> WHAT NEEDS TO BE DONE: Return every line of the data that contains the string "name".

(THE DATA)

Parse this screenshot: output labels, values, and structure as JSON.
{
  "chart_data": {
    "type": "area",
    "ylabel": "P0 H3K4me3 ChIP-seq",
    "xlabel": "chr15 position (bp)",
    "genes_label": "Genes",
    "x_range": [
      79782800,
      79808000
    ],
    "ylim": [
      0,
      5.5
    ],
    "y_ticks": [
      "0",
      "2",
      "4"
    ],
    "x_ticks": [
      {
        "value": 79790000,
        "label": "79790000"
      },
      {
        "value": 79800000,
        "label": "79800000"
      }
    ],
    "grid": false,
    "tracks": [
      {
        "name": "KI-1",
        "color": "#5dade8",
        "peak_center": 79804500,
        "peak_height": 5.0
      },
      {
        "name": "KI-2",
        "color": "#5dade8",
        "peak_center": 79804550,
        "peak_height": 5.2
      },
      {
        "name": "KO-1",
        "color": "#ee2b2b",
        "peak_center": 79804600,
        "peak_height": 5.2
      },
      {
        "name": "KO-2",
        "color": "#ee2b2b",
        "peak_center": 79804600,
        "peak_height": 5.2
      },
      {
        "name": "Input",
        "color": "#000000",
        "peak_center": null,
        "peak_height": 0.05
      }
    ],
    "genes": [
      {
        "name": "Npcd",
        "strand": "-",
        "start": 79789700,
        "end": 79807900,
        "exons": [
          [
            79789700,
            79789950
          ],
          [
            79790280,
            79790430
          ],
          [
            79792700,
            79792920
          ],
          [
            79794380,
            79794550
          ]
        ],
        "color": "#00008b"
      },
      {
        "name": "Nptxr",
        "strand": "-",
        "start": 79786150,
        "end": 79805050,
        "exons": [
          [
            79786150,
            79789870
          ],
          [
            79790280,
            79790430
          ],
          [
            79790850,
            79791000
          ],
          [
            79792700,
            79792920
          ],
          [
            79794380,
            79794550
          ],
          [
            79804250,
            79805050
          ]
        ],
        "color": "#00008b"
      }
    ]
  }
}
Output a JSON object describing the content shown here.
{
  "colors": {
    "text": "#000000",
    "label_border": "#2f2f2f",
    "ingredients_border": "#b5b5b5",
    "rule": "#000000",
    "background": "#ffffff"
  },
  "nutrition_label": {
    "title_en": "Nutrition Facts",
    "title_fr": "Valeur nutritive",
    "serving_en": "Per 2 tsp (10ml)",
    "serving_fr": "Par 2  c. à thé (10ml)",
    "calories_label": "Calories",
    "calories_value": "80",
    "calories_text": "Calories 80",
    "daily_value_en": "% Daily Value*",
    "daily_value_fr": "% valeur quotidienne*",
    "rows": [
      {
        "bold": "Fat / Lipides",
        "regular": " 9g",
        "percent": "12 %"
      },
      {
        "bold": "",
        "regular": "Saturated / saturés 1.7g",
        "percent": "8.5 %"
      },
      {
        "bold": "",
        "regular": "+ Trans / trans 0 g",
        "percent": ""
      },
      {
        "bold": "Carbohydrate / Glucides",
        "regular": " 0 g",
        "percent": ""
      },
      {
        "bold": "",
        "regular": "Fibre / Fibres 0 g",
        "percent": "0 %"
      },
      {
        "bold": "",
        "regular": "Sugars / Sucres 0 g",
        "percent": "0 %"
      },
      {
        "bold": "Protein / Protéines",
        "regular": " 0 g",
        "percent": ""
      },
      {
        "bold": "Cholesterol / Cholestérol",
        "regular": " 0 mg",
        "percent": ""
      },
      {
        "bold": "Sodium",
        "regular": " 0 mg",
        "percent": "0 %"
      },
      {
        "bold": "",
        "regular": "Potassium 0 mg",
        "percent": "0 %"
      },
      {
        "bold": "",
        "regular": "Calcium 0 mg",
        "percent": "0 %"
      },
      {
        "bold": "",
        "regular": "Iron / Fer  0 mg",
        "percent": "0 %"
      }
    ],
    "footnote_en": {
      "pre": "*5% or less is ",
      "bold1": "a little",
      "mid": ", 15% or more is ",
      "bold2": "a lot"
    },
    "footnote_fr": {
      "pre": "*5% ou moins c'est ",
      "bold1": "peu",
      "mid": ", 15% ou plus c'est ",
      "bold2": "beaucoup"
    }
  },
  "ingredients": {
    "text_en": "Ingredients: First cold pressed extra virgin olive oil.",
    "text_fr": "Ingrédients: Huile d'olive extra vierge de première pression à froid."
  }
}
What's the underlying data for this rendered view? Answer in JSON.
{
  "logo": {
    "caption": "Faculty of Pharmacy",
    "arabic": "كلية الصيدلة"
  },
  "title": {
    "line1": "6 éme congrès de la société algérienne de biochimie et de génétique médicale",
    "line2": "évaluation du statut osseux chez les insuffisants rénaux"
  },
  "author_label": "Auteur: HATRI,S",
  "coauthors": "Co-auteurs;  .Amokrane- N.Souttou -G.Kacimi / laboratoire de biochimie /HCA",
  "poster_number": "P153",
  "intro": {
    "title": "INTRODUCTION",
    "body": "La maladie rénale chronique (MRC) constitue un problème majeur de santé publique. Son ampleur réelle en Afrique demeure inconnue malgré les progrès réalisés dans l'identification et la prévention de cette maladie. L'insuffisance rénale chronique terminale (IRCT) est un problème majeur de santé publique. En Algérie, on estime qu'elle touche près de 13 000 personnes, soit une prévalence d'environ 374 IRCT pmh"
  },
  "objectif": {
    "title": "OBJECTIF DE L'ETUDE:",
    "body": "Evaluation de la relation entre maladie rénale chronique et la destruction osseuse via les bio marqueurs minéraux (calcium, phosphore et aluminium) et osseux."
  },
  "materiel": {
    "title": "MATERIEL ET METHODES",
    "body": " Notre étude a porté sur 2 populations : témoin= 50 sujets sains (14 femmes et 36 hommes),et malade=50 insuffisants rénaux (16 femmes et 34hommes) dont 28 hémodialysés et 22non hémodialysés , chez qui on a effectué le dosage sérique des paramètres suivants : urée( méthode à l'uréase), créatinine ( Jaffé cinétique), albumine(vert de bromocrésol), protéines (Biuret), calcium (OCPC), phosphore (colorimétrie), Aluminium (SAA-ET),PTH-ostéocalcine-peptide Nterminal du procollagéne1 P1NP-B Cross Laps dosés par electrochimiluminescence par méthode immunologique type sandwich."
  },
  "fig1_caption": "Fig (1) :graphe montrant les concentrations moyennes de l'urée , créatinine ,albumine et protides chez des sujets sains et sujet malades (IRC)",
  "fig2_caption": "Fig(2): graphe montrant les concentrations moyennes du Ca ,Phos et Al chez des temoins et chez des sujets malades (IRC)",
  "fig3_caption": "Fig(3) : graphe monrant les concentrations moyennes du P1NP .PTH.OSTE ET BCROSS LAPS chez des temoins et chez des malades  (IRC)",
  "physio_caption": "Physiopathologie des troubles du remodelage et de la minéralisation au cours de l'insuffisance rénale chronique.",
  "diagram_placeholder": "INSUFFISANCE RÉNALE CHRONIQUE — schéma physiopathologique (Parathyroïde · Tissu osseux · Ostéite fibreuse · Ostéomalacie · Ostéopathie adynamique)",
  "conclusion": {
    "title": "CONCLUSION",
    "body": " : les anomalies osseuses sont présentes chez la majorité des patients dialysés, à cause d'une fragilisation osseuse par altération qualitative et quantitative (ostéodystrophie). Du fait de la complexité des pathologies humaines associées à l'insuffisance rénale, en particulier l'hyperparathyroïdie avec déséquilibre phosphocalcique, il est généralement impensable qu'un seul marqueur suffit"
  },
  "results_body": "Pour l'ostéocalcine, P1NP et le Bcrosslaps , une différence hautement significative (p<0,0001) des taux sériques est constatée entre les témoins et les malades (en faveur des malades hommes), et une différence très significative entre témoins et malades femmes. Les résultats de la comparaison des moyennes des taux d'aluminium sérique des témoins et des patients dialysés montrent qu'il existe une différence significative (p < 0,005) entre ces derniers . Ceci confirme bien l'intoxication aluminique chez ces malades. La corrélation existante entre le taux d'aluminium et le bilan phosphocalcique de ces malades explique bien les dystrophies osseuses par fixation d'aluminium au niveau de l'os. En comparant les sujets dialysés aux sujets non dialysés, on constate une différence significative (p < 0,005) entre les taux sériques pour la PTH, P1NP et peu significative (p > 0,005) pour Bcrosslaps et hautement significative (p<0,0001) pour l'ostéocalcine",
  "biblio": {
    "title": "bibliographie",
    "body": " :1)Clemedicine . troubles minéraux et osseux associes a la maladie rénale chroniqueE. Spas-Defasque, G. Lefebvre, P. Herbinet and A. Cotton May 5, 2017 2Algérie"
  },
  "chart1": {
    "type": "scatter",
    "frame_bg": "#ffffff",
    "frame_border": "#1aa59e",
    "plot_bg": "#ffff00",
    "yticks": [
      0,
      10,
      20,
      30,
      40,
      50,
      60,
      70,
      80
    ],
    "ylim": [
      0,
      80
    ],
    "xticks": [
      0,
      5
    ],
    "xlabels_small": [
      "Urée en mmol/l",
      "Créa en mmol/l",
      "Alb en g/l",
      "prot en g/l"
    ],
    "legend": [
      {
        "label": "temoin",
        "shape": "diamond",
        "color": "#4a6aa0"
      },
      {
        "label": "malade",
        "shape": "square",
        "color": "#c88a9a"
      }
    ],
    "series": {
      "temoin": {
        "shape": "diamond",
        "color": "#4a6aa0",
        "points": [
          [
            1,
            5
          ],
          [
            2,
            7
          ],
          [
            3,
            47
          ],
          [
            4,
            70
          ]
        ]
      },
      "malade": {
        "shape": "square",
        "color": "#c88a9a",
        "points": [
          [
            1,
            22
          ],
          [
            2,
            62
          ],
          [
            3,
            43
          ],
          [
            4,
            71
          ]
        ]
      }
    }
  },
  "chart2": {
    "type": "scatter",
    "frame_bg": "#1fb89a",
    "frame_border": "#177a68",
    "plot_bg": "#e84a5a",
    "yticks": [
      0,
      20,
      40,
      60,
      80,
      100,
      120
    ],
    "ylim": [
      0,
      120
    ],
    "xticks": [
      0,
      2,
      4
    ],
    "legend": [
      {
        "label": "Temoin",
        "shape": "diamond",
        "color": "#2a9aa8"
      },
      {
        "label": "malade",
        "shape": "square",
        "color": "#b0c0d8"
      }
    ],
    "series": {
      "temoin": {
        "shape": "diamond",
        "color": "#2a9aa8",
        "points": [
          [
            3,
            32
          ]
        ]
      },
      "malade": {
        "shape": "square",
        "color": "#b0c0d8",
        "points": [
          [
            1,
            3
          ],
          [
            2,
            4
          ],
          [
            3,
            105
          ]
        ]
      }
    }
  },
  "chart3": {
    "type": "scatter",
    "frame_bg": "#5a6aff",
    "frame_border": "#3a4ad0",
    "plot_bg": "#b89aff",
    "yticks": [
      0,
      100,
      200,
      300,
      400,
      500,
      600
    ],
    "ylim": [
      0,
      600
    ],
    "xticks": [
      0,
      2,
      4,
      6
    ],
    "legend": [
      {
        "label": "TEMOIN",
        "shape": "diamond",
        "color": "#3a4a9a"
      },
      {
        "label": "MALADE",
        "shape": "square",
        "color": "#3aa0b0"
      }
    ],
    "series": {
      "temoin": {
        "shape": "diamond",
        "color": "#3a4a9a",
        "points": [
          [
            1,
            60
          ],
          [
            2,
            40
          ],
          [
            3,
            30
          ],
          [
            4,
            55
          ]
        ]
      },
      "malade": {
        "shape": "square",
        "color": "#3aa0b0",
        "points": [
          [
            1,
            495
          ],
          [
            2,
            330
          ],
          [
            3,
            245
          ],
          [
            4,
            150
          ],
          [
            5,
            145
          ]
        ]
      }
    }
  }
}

(End THE DATA)

> RESPONSE AREA:
        "name": "KI-1",
        "name": "KI-2",
        "name": "KO-1",
        "name": "KO-2",
        "name": "Input",
        "name": "Npcd",
        "name": "Nptxr",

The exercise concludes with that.